-- BEGIN Supplied entries --

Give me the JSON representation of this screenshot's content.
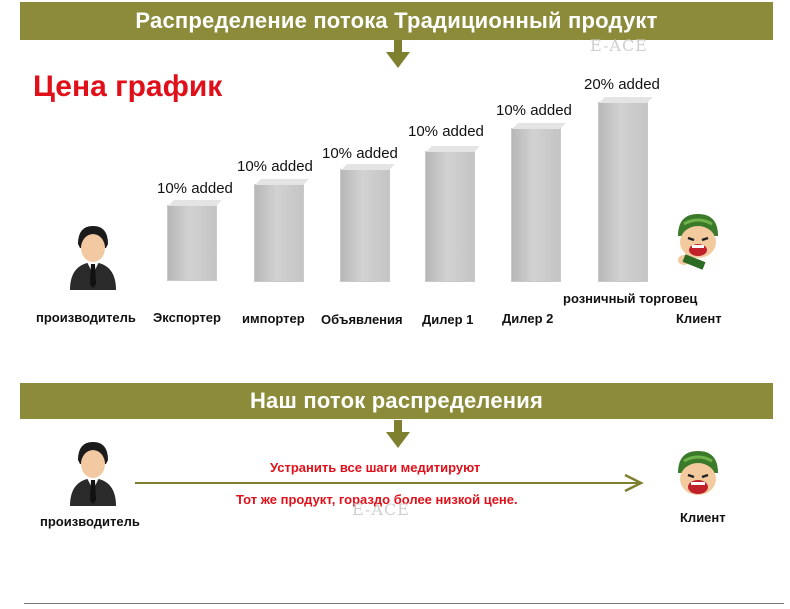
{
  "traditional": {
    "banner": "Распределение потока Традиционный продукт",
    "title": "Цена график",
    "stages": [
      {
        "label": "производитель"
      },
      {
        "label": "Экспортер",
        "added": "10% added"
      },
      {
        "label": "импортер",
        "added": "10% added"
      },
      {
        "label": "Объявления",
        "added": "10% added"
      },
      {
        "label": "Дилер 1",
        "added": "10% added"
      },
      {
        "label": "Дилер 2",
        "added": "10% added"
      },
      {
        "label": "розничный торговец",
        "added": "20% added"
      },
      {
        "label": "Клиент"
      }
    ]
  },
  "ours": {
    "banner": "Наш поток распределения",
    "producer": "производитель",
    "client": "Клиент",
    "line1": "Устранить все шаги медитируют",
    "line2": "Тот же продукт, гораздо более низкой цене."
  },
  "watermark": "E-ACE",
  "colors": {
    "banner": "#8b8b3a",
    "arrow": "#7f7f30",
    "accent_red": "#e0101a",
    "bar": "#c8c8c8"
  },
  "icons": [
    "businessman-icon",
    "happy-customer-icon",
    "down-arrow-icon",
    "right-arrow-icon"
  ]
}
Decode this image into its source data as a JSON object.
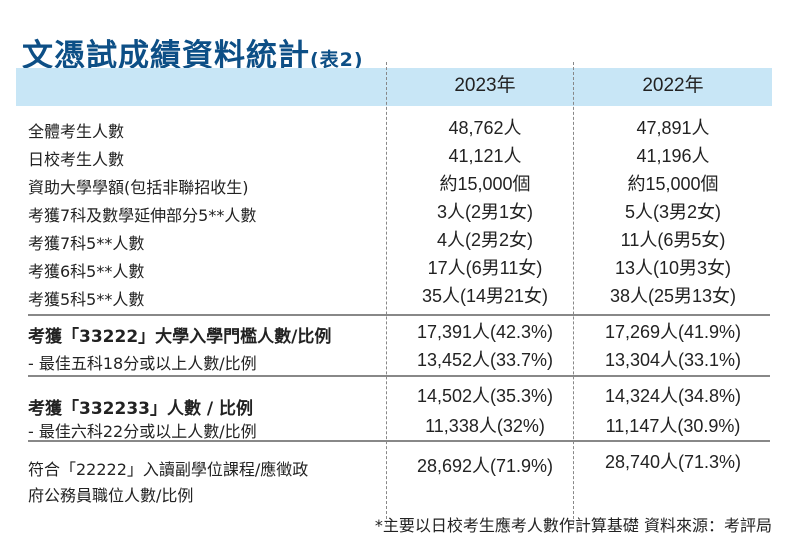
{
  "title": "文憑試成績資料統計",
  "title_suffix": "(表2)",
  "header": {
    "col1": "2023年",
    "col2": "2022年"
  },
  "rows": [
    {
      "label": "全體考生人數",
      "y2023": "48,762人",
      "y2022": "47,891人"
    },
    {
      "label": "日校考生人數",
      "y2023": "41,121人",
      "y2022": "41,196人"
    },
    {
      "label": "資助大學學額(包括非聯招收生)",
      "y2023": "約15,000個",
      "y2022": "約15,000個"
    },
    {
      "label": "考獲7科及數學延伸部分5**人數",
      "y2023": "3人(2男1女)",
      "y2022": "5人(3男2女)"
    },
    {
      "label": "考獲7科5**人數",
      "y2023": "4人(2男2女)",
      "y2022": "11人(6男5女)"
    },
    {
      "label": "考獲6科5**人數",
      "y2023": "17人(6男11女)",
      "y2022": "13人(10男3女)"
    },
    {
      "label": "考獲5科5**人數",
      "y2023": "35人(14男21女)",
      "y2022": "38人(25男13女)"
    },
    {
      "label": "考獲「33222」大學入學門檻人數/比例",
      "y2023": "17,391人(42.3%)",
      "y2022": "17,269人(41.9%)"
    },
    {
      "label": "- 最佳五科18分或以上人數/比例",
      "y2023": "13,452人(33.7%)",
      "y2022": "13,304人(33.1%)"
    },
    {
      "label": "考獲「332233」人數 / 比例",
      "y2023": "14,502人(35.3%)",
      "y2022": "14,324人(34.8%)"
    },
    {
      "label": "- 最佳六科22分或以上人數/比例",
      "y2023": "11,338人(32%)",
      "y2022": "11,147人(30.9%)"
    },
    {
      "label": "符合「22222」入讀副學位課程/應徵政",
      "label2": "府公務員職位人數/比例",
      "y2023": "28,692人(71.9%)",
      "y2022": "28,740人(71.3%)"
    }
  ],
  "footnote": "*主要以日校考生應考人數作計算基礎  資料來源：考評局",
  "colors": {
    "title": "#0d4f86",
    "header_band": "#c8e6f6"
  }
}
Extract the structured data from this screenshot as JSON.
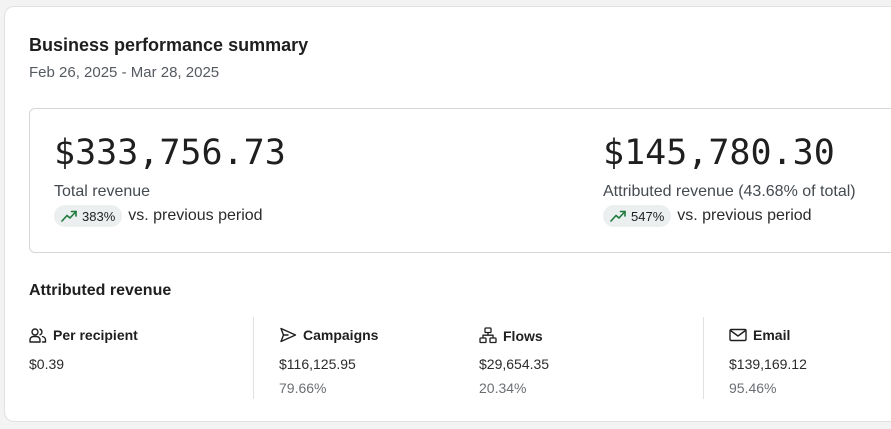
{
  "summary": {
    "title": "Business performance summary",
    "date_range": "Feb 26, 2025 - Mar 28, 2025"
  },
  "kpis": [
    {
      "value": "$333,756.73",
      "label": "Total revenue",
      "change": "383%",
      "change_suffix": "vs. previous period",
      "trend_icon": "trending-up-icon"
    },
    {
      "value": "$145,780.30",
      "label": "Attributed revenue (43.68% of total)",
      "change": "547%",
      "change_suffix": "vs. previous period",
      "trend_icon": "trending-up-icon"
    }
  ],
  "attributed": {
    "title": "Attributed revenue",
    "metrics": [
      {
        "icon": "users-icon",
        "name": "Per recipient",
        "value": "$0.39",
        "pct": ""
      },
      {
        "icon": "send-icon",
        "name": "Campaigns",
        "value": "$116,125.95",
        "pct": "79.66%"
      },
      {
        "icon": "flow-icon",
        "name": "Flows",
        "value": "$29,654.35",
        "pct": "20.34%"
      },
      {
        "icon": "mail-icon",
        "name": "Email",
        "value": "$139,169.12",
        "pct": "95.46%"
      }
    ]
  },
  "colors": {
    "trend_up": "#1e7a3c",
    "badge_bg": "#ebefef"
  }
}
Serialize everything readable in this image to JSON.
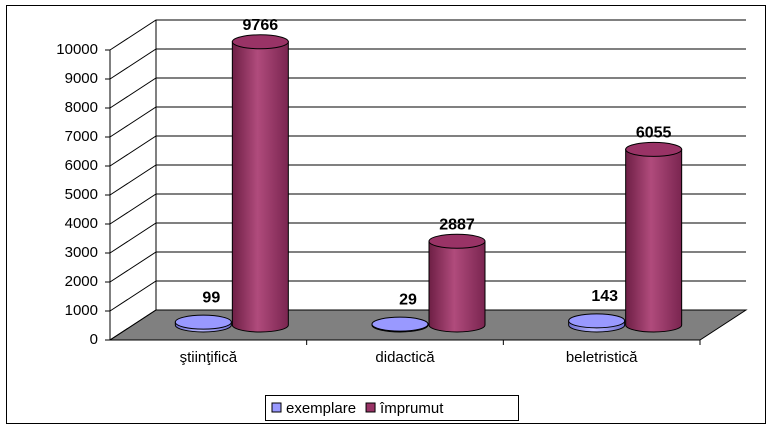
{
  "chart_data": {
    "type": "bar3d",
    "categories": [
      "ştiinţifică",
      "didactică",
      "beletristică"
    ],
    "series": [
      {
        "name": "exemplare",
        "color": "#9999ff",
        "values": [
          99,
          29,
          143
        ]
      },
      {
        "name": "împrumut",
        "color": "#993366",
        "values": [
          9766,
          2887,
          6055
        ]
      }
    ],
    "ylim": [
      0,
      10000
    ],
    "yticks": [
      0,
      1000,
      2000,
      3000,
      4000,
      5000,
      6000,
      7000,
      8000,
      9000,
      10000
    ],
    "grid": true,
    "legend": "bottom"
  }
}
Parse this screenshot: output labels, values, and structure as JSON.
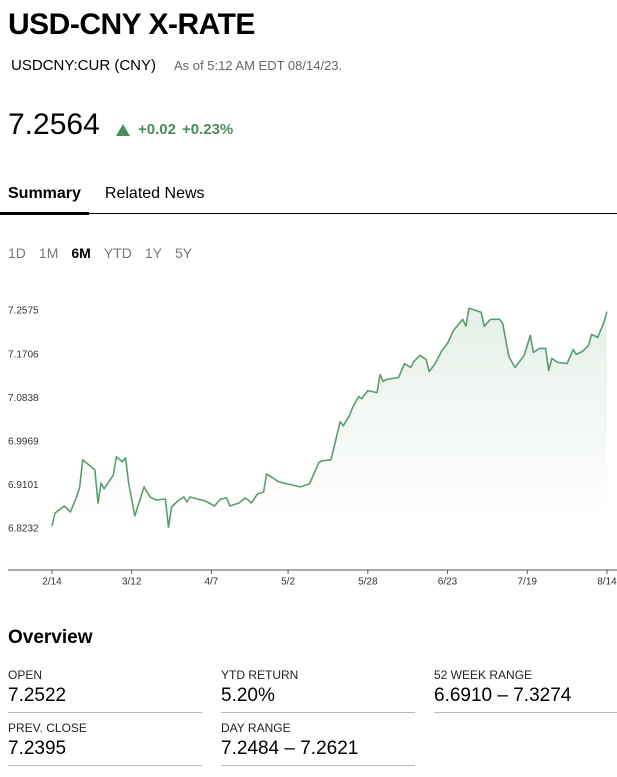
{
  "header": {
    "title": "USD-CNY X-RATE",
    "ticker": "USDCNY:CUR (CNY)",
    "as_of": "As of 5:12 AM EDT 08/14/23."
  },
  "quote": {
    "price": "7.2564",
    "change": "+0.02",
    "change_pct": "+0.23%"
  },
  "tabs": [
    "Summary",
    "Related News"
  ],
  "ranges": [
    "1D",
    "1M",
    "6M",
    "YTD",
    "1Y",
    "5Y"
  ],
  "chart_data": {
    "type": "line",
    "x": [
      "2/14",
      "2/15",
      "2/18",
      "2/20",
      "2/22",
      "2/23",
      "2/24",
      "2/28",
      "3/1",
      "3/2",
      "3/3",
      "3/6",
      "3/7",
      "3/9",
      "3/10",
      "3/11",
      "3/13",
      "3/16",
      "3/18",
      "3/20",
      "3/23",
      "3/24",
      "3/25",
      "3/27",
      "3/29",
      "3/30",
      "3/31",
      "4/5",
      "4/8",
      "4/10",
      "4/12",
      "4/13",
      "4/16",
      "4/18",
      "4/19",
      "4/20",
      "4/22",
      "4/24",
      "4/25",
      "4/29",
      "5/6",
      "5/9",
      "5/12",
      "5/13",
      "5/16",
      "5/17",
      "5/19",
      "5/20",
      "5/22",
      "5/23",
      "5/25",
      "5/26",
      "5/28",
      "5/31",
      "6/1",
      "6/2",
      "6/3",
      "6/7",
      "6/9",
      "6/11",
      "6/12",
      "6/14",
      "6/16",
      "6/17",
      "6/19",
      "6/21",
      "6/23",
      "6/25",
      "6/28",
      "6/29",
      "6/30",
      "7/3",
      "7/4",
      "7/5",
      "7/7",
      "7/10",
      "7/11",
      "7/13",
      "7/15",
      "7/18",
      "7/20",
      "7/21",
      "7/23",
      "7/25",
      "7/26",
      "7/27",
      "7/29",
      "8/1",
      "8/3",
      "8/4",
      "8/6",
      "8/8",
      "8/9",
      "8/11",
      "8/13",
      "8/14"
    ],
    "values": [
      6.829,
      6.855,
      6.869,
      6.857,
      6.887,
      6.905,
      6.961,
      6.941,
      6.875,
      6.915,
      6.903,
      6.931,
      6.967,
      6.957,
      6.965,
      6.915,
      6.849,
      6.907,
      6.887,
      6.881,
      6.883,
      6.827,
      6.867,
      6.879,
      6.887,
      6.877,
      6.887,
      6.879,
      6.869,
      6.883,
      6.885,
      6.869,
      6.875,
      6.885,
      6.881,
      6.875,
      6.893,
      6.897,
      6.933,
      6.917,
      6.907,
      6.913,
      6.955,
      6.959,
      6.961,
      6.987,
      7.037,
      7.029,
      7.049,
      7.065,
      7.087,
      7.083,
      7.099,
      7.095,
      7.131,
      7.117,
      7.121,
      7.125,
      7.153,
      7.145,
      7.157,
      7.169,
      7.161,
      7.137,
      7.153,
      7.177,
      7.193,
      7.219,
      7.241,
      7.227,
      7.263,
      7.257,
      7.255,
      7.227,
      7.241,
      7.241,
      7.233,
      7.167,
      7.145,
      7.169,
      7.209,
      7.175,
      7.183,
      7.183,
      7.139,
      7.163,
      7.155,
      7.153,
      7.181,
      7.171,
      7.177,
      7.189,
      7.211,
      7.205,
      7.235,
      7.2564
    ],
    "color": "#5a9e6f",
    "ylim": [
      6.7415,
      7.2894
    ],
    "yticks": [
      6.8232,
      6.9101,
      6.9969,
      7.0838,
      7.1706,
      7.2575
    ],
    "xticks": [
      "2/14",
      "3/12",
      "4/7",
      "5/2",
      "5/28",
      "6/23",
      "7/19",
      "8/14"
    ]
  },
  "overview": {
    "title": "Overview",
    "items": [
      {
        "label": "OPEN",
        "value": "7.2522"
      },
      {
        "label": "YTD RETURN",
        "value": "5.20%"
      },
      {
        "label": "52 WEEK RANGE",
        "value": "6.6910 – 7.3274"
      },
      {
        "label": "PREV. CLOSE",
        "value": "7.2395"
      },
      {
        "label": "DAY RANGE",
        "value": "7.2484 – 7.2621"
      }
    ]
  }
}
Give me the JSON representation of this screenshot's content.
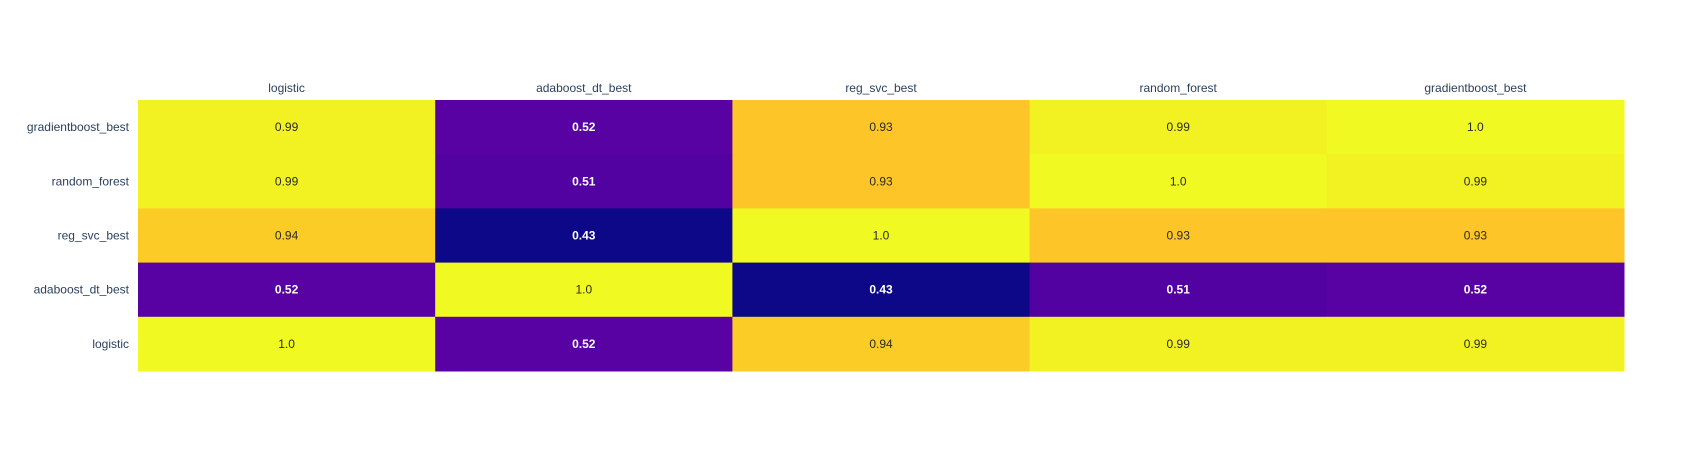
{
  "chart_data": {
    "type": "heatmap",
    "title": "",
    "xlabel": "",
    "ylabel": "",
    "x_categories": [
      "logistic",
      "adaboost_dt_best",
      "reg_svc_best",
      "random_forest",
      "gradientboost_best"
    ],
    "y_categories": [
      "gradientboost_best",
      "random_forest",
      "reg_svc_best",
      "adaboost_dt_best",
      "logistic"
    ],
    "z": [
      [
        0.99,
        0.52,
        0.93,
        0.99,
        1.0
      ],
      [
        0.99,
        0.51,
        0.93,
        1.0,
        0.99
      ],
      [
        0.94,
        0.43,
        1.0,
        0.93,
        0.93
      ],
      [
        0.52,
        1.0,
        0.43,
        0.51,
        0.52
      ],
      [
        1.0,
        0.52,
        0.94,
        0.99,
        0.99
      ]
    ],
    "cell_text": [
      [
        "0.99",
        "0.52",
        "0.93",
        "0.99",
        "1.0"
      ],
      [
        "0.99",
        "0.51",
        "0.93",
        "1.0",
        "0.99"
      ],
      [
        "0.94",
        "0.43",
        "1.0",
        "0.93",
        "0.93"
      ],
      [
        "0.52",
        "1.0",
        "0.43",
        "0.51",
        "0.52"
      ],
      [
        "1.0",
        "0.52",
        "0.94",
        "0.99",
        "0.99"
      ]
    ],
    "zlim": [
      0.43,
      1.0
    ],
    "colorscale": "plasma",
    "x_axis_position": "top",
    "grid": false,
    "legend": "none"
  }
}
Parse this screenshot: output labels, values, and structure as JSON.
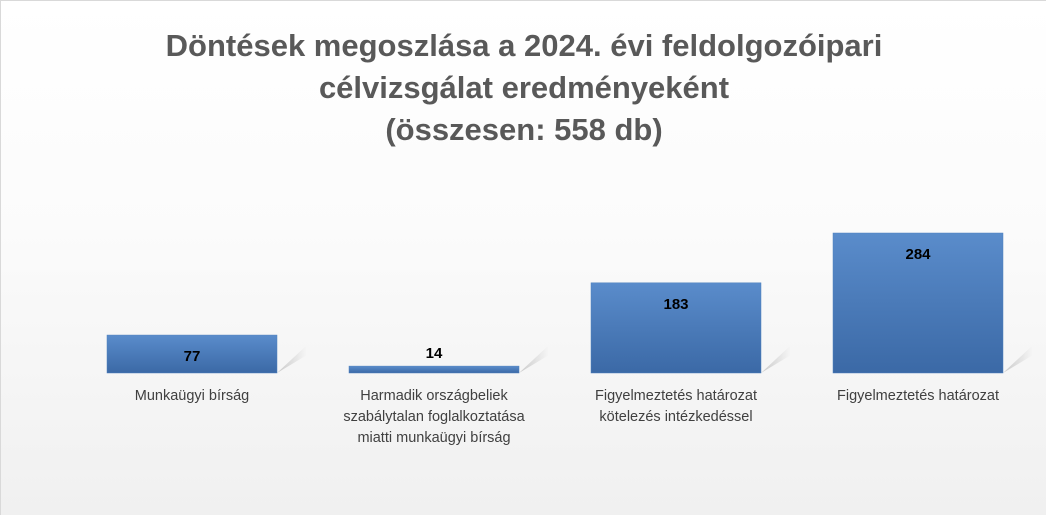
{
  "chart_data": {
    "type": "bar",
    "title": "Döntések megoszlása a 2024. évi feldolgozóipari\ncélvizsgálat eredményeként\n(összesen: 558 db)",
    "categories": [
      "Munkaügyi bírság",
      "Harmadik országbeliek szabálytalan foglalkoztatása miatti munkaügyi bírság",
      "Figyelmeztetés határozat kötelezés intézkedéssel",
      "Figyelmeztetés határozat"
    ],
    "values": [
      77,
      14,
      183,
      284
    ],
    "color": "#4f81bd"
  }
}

-- END Supplied entries --

- **Task to carry out**
Find and copy every line in the entries above where the string "JSON" occurs.

- **Output of the task**
Give me the JSON representation of this screenshot's content.
Decode this image into its source data as a JSON object.
Extract the structured data from this screenshot as JSON.
Serialize everything readable in this image to JSON.
Parse this screenshot: output labels, values, and structure as JSON.
Give me the JSON representation of this screenshot's content.
Parse this screenshot: output labels, values, and structure as JSON.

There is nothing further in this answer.